## Goal
Look through the material below. Copy every line with the string "Output" in it.

• • •

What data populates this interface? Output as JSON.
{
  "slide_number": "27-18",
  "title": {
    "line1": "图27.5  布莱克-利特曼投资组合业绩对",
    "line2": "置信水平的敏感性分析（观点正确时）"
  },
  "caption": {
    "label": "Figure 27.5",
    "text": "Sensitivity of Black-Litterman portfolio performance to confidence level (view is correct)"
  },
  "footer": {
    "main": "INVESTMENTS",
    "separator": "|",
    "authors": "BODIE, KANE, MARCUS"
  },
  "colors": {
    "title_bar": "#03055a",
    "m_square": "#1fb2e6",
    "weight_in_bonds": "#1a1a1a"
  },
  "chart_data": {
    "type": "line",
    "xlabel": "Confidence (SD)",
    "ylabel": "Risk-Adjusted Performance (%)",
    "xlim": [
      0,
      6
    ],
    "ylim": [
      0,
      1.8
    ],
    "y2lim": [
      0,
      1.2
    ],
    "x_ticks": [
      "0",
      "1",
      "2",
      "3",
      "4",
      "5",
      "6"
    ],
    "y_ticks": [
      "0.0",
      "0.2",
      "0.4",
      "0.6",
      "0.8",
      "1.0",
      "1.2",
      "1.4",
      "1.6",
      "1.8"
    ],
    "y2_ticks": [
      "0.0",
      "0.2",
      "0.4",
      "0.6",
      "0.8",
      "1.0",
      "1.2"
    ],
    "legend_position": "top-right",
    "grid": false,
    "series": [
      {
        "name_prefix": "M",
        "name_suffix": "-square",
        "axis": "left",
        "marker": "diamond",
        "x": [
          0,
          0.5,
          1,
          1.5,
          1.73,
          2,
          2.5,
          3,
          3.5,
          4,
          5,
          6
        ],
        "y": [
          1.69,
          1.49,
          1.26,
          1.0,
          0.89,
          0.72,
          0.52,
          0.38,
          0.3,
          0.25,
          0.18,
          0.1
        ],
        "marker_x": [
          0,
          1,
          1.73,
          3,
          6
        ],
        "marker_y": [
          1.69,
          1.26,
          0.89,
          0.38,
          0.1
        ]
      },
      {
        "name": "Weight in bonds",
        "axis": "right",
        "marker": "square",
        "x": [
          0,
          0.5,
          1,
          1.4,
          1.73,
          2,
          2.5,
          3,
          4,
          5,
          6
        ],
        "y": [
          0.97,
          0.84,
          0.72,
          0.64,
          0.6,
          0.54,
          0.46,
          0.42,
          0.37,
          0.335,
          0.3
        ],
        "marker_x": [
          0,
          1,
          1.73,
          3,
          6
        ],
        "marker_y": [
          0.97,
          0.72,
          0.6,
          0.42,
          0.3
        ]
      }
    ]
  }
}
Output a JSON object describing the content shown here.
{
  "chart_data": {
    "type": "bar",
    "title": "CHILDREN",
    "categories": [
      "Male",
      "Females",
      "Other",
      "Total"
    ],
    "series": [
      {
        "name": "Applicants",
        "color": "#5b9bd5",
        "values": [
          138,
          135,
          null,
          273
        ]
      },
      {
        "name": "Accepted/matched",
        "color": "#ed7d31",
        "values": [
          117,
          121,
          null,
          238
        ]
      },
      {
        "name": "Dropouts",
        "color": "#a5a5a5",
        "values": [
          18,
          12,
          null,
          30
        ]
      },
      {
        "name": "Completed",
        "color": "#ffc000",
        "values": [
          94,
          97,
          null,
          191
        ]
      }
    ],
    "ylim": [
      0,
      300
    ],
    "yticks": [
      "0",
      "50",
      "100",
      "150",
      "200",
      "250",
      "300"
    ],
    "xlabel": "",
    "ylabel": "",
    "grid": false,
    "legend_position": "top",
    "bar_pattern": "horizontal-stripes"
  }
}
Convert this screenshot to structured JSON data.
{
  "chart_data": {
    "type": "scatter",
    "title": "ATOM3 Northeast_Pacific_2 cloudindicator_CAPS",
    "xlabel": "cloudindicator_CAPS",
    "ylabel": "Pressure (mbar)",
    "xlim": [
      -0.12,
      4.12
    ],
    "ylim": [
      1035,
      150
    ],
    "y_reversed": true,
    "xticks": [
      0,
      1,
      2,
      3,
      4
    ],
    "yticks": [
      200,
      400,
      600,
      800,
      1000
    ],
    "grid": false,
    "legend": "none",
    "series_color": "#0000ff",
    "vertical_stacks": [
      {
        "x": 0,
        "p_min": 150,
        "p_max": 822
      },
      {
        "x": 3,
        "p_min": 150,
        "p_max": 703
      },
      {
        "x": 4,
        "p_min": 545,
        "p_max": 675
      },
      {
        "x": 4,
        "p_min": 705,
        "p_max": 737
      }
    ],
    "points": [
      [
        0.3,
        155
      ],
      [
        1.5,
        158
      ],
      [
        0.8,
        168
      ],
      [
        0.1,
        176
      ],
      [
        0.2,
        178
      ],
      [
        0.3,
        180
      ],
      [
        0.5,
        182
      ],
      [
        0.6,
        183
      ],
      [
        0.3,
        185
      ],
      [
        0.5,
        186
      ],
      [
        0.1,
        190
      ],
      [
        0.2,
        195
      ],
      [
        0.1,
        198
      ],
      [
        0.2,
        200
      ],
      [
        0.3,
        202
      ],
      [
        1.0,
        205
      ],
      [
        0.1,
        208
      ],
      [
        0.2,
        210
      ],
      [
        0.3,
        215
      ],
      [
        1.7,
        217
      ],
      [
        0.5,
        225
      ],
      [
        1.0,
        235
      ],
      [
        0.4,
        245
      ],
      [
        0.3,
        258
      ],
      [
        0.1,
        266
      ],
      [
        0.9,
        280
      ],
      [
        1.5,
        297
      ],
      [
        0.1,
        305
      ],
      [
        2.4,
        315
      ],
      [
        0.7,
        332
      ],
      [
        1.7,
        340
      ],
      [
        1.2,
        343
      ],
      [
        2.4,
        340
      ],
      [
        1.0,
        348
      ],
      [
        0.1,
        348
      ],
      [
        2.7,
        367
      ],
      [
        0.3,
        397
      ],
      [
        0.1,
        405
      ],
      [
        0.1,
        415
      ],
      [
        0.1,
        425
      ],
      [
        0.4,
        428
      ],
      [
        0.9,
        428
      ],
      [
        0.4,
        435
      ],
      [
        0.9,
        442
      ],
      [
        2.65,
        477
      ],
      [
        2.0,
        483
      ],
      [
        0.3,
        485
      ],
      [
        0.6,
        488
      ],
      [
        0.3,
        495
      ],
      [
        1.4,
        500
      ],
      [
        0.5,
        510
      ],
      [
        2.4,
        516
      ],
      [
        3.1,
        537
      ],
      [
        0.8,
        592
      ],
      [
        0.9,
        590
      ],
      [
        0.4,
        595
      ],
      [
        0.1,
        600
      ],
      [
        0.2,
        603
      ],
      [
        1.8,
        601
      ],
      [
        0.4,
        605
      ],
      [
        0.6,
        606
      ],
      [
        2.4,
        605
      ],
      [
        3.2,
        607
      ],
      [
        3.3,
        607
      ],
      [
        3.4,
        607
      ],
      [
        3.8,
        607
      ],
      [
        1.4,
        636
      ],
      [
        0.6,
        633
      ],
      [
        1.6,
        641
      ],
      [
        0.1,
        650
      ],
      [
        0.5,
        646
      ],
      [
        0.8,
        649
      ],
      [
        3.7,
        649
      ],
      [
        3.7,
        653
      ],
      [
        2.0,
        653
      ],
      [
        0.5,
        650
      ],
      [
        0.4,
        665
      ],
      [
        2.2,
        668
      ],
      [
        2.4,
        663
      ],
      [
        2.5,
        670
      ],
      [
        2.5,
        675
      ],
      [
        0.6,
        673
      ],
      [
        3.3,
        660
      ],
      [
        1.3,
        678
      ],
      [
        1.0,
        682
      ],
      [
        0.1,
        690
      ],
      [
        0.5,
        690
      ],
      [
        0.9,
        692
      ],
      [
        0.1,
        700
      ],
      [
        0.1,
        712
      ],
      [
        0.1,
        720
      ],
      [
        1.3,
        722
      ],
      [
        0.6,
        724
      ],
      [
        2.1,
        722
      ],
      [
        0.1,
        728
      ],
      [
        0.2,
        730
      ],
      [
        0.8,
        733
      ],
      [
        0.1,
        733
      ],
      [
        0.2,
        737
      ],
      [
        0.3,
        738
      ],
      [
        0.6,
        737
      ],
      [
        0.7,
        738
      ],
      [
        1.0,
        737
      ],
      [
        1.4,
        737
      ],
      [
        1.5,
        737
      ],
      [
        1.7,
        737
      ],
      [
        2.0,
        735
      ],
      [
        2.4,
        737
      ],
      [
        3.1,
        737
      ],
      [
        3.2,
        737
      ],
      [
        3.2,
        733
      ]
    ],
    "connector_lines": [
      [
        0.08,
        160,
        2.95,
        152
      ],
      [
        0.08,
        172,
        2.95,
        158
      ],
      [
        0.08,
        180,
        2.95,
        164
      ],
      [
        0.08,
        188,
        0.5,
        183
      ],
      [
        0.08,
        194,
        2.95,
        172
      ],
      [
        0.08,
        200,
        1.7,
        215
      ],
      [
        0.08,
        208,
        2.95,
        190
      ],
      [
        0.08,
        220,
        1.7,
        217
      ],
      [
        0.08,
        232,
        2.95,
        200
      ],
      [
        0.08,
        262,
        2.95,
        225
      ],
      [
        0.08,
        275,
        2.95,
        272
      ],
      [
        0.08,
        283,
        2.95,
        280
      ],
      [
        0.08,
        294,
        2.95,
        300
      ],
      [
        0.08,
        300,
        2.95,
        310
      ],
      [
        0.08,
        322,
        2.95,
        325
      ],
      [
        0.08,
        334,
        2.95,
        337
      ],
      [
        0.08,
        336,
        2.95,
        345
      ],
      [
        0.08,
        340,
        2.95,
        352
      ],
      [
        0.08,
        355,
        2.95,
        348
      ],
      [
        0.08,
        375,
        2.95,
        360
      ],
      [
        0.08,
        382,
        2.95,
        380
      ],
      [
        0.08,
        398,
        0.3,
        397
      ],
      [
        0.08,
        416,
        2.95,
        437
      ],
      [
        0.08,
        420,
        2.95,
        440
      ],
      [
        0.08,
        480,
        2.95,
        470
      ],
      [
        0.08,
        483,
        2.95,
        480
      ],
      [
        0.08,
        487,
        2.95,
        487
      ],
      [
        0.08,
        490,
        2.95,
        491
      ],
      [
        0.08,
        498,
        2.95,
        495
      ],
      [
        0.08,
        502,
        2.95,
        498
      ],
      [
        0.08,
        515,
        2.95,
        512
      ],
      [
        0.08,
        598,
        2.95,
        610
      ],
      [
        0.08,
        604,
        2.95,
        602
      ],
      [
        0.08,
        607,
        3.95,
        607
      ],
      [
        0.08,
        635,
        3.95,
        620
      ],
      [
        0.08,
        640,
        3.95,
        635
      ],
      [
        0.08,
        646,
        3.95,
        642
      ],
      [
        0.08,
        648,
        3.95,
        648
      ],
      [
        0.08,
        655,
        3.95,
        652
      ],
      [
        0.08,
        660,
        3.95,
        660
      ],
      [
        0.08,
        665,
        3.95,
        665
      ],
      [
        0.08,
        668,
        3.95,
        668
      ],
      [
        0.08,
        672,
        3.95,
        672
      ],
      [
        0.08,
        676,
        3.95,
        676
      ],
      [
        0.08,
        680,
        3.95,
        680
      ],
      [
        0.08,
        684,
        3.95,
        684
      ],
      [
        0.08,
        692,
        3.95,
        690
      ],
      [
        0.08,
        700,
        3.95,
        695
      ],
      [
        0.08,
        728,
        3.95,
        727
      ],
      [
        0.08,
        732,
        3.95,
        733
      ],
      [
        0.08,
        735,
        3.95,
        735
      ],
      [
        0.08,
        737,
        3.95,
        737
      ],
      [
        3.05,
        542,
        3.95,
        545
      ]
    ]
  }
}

• • •

## Task answer
What data populates this interface? Output as JSON.
Output a JSON object describing the content shown here.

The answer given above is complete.